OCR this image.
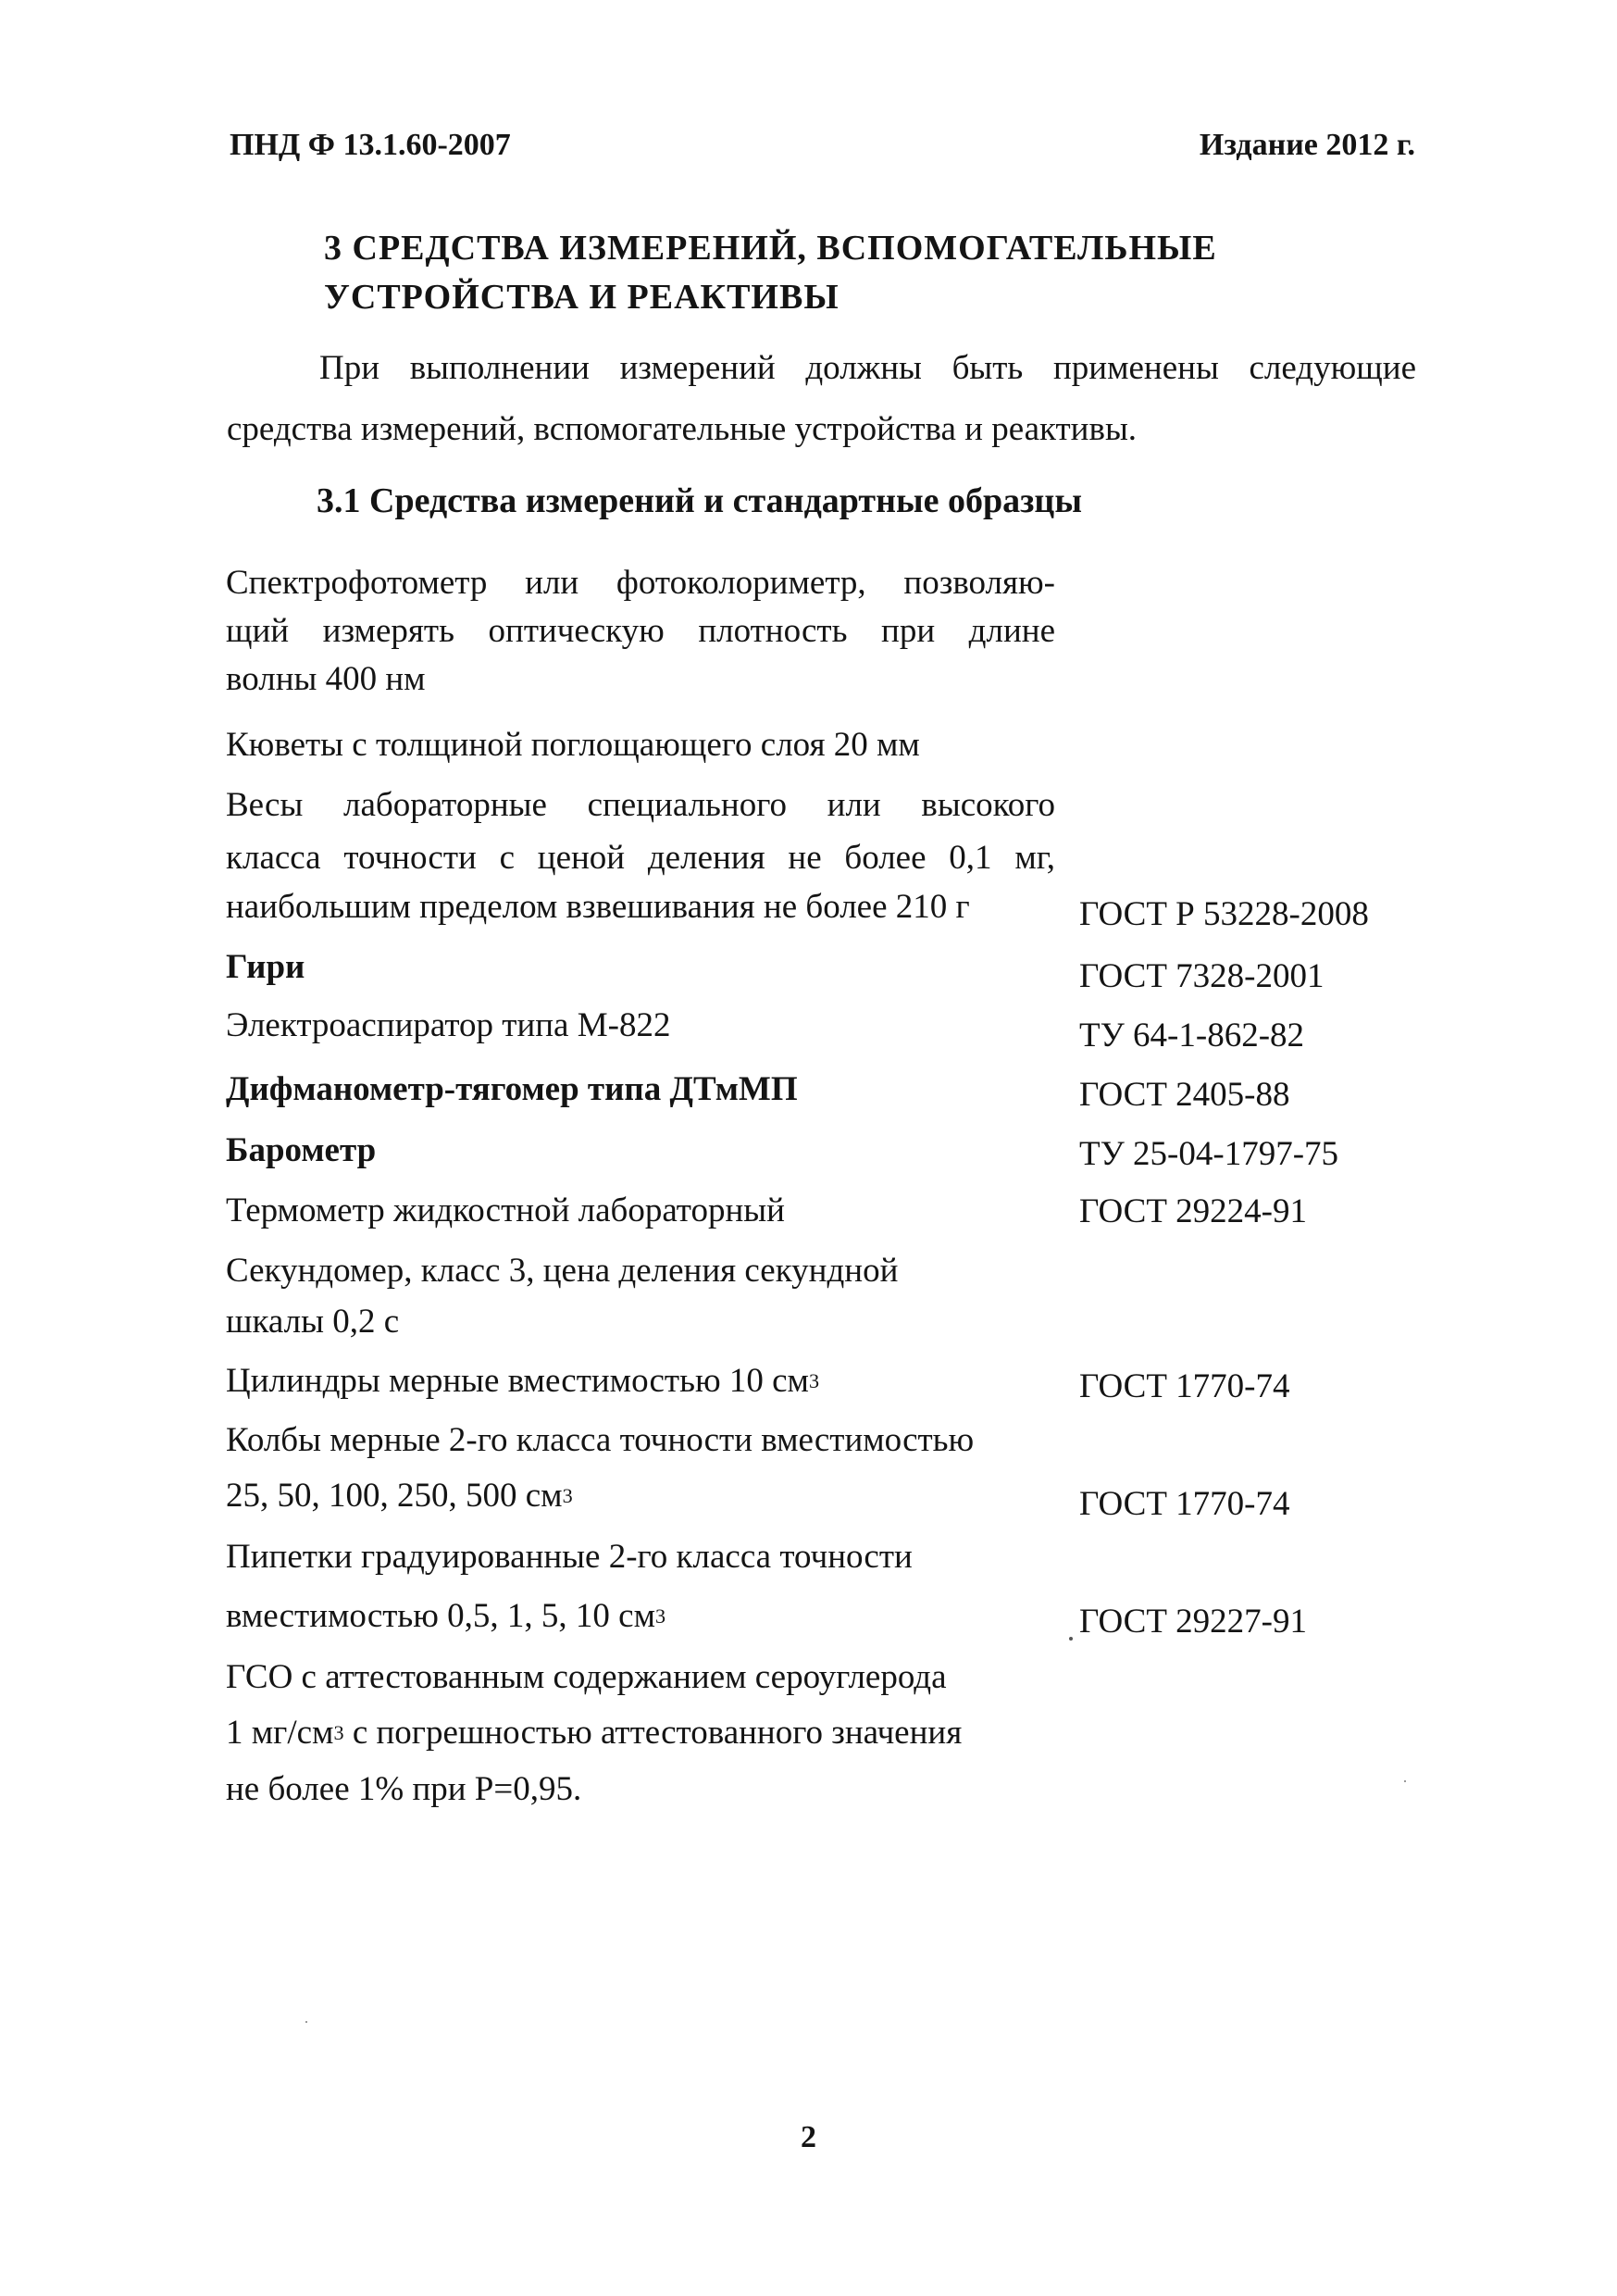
ПНД Ф 13.1.60-2007	Издание 2012 г.
3 СРЕДСТВА ИЗМЕРЕНИЙ, ВСПОМОГАТЕЛЬНЫЕ
УСТРОЙСТВА И РЕАКТИВЫ

При выполнении измерений должны быть применены следующие

средства измерений, вспомогательные устройства и реактивы.

3.1 Средства измерений и стандартные образцы
Спектрофотометр или фотоколориметр, позволяю-
щий измерять оптическую плотность при длине
волны 400 нм
Кюветы с толщиной поглощающего слоя 20 мм
Весы лабораторные специального или высокого
класса точности с ценой деления не более 0,1 мг,
наибольшим пределом взвешивания не более 210 г	ГОСТ Р 53228-2008
Гири	ГОСТ 7328-2001
Электроаспиратор типа М-822	ТУ 64-1-862-82
Дифманометр-тягомер типа ДТмМП	ГОСТ 2405-88
Барометр	ТУ 25-04-1797-75
Термометр жидкостной лабораторный	ГОСТ 29224-91
Секундомер, класс 3, цена деления секундной
шкалы 0,2 с
Цилиндры мерные вместимостью 10 $см^3$	ГОСТ 1770-74
Колбы мерные 2-го класса точности вместимостью
25, 50, 100, 250, 500 $см^3$	ГОСТ 1770-74
Пипетки градуированные 2-го класса точности
вместимостью 0,5, 1, 5, 10 $см^3$	ГОСТ 29227-91
ГСО с аттестованным содержанием сероуглерода
1 $мг/см^3$ с погрешностью аттестованного значения
не более 1% при Р=0,95.
2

Prompt ::
Pick out every line above that holds the word "класса" and copy it.

Solution for this problem ::
класса точности с ценой деления не более 0,1 мг,
Колбы мерные 2-го класса точности вместимостью
Пипетки градуированные 2-го класса точности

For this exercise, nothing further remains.